## Work to complete
Below are records. Copy every line with "Return" in it.

## Input records
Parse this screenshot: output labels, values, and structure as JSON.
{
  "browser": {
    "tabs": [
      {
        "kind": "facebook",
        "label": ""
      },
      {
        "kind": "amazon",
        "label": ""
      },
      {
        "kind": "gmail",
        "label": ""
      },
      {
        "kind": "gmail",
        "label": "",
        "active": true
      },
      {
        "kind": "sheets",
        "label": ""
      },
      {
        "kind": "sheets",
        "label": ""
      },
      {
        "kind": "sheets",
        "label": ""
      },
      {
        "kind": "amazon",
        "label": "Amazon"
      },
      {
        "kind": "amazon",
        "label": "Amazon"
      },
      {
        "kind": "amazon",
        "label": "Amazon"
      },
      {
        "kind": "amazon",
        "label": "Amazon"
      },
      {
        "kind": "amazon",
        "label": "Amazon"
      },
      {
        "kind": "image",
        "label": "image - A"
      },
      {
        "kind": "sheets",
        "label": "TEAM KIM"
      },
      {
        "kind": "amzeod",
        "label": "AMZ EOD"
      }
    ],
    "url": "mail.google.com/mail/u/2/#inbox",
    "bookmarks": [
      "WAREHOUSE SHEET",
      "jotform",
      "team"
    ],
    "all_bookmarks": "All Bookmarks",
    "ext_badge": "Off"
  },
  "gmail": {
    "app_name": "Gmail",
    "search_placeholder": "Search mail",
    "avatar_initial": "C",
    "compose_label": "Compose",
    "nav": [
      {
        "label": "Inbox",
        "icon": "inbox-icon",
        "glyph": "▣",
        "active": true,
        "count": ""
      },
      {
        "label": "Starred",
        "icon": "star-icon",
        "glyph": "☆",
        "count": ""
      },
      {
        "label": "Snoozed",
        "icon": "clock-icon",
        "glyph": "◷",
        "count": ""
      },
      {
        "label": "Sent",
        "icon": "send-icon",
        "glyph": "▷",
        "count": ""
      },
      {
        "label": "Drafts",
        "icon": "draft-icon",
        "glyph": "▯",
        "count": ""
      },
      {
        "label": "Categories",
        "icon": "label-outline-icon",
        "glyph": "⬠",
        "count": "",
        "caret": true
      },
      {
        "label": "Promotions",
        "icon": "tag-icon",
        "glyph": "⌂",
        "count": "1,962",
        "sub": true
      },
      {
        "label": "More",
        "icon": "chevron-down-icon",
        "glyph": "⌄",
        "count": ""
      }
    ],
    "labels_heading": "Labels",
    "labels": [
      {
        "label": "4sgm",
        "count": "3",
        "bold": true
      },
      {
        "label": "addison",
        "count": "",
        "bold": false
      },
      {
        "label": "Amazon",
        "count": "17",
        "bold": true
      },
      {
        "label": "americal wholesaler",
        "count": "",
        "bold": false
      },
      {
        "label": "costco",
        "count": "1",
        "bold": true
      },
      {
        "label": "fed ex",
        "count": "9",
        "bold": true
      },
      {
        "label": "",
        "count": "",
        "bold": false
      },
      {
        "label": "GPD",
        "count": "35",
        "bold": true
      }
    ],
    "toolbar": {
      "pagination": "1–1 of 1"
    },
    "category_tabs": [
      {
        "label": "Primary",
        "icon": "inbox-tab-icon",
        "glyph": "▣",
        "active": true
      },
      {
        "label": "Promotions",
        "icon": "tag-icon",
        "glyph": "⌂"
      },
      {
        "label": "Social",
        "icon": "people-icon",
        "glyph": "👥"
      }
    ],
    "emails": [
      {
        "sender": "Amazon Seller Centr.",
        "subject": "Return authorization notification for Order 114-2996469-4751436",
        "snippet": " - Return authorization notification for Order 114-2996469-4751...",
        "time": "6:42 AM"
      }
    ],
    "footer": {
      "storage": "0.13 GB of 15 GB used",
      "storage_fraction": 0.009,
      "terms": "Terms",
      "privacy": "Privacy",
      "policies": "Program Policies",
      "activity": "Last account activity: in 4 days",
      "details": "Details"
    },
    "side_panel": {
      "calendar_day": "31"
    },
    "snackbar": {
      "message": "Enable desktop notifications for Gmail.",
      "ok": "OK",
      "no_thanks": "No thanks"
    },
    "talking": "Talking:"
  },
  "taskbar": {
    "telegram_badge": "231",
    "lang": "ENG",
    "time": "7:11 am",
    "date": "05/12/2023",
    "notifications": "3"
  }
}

## Exercise answer
        "subject": "Return authorization notification for Order 114-2996469-4751436",
        "snippet": " - Return authorization notification for Order 114-2996469-4751...",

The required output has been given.